**Problem statement:** In your copy, reproduce the entries exactly as they are, minus the images.
==========
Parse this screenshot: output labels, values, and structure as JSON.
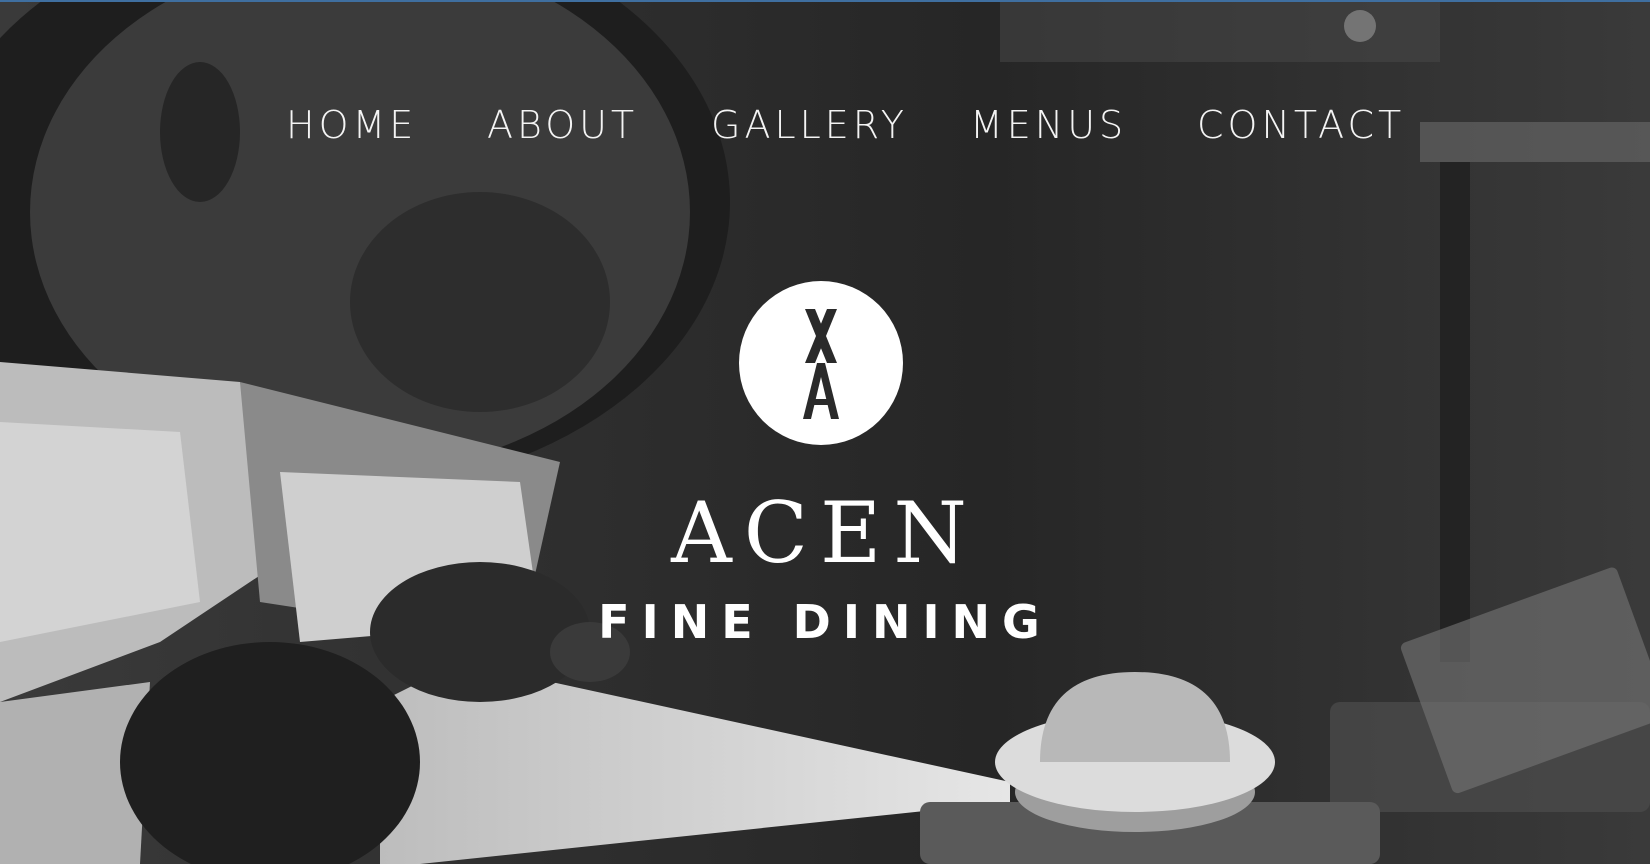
{
  "nav": {
    "items": [
      {
        "label": "HOME"
      },
      {
        "label": "ABOUT"
      },
      {
        "label": "GALLERY"
      },
      {
        "label": "MENUS"
      },
      {
        "label": "CONTACT"
      }
    ]
  },
  "hero": {
    "logo_icon": "xa-monogram-icon",
    "brand_name": "ACEN",
    "brand_tagline": "FINE DINING",
    "photo_subject": "chef-piping-dessert-photo"
  },
  "colors": {
    "top_border": "#3f6fa0",
    "text": "#ffffff",
    "overlay": "#2a2a2a"
  }
}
==========
**Expected answer:**
Parse this screenshot: output labels, values, and structure as JSON.
{
  "nav": {
    "items": [
      {
        "label": "HOME"
      },
      {
        "label": "ABOUT"
      },
      {
        "label": "GALLERY"
      },
      {
        "label": "MENUS"
      },
      {
        "label": "CONTACT"
      }
    ]
  },
  "hero": {
    "logo_icon": "xa-monogram-icon",
    "brand_name": "ACEN",
    "brand_tagline": "FINE DINING",
    "photo_subject": "chef-piping-dessert-photo"
  },
  "colors": {
    "top_border": "#3f6fa0",
    "text": "#ffffff",
    "overlay": "#2a2a2a"
  }
}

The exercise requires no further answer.